Part of a data file
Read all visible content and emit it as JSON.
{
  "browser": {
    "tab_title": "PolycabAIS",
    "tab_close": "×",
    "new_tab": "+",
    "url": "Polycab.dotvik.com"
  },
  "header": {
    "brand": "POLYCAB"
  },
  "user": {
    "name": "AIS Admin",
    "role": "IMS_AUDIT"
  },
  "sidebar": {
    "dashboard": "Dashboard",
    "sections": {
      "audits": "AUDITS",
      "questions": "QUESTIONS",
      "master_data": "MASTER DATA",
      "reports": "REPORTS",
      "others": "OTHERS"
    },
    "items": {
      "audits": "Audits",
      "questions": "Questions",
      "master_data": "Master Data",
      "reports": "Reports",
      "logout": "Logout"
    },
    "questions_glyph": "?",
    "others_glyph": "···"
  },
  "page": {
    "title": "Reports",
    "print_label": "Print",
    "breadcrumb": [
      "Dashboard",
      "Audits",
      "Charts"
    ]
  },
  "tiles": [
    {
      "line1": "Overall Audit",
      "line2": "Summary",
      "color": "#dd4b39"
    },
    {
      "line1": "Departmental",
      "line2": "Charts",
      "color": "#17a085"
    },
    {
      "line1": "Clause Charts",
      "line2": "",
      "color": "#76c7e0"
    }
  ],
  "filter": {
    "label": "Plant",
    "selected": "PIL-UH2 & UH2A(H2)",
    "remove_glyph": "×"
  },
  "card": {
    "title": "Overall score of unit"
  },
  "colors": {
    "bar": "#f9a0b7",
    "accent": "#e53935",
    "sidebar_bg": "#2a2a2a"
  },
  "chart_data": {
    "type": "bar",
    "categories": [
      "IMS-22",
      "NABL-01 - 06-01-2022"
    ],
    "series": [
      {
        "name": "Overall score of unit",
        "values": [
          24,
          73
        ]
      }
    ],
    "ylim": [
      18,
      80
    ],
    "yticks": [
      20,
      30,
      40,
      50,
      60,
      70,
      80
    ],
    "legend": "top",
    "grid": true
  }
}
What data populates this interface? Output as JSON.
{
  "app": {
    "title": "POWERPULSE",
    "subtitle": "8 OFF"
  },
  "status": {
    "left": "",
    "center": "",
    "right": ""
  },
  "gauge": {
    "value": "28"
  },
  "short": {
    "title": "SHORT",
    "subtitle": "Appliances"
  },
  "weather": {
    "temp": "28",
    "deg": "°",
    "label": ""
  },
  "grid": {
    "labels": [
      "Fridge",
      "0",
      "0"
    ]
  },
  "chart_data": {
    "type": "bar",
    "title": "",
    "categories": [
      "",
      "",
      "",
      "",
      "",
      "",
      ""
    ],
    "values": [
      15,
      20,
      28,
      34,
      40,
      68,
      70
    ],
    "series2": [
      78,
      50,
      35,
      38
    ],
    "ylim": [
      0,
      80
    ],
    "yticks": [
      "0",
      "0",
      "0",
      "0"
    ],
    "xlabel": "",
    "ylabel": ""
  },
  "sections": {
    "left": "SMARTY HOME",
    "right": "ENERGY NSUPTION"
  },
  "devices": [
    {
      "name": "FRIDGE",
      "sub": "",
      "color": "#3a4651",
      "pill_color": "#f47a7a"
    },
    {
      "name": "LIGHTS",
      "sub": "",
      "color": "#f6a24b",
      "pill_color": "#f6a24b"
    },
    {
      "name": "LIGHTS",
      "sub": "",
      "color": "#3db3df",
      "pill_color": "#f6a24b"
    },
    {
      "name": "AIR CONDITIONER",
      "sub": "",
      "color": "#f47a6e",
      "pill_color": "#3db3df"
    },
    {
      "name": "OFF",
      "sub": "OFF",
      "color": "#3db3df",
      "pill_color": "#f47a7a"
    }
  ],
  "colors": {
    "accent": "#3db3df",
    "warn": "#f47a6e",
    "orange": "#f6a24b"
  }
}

# TASK GOAL
Only the number is wanted: how many lines in the data include the string "JSON"?

# FINISHED ANSWER
2